**EXCERTO SELECIONADO:**
Quando temos uma louça, que acreditamos ser inglesa, mas não está marcada, as dificuldades de identifica-la na internet são grandes. Enquanto que em Portugal, ao longo do século XIX tivemos uma única fábrica de porcelana, em Inglaterra para o primeiro quartel deste século, laboraram quase uma vintena delas. A produção dessas empresas é por vezes semelhante quanto às formas e à decoração. Enfim, todas seguiam as mesmas modas, procurando satisfazer o gosto neoclássico do público.

Neste período, para aumentar as dificuldades na pesquisa, alguns fabricantes, a par da porcelana propriamente dita, produziam a bone china (na composição entravam ossos), a porcelana branda, a porcelana feldspática, enfim, tudo aquilo, que normalmente se designa por porcelana imperfeita.

Por outro lado, tal como acontecia em França, no mesmo período, há casos de fabricantes de porcelana, que entregavam as suas peças em branco, para outros as decorarem. Embora, não me parece o caso deste açucareiro, que tirando os filetes dourados, não foi pintado à mão. As paisagens com os camponeses parecem-me feitas por transfer-way, isto é, uma chapa de metal com o desenho, que era impressa sobre um pano, que depois era aplicado na peça.


Por último, as nossas pesquisas na internet ficam limitadas ao que se encontra à venda no momento. Claro, os ingleses têm a sua porcelana bem estudada, mas eu tenho não acesso a essa bibliografia. No google books encontrei algumas monografias sobre fábricas inglesas dessa época, como sobre a New Hall, a Herculaneum ou a Worcester, mas só consegui ler alguns capítulos.

Em termos práticos, depois de vasculhar toda louça inglesa à venda na internet e os inventários de alguns museus, encontrei uns quantos açucareiros com a forma exactamente igual ao meu e todos eles da Herculaneum, uma fábrica de Liverpool, que laborou entre 1783 e 1841. Depois de 1800 terá começado a produzir porcelana ou a Bone China. No entanto as decorações são diferentes da minha peça.

**MATERIAL FORNECIDO:**
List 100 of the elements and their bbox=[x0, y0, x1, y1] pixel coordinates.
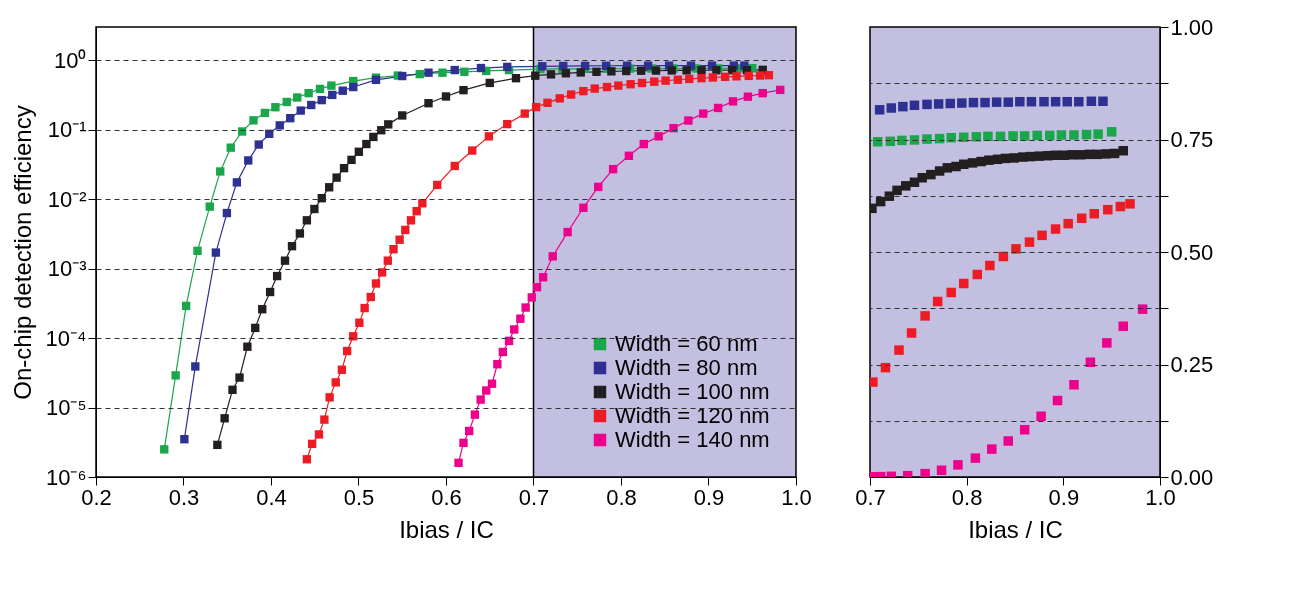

**EM QUE CONSISTE:**
Por favor, enumere os tipos de louça que, segundo o excerto sobre porcelana inglesa, alguns fabricantes produziam a par da porcelana propriamente dita.

**RESOLUÇÃO ESCRITA:**
- bone china
- porcelana branda
- porcelana feldspática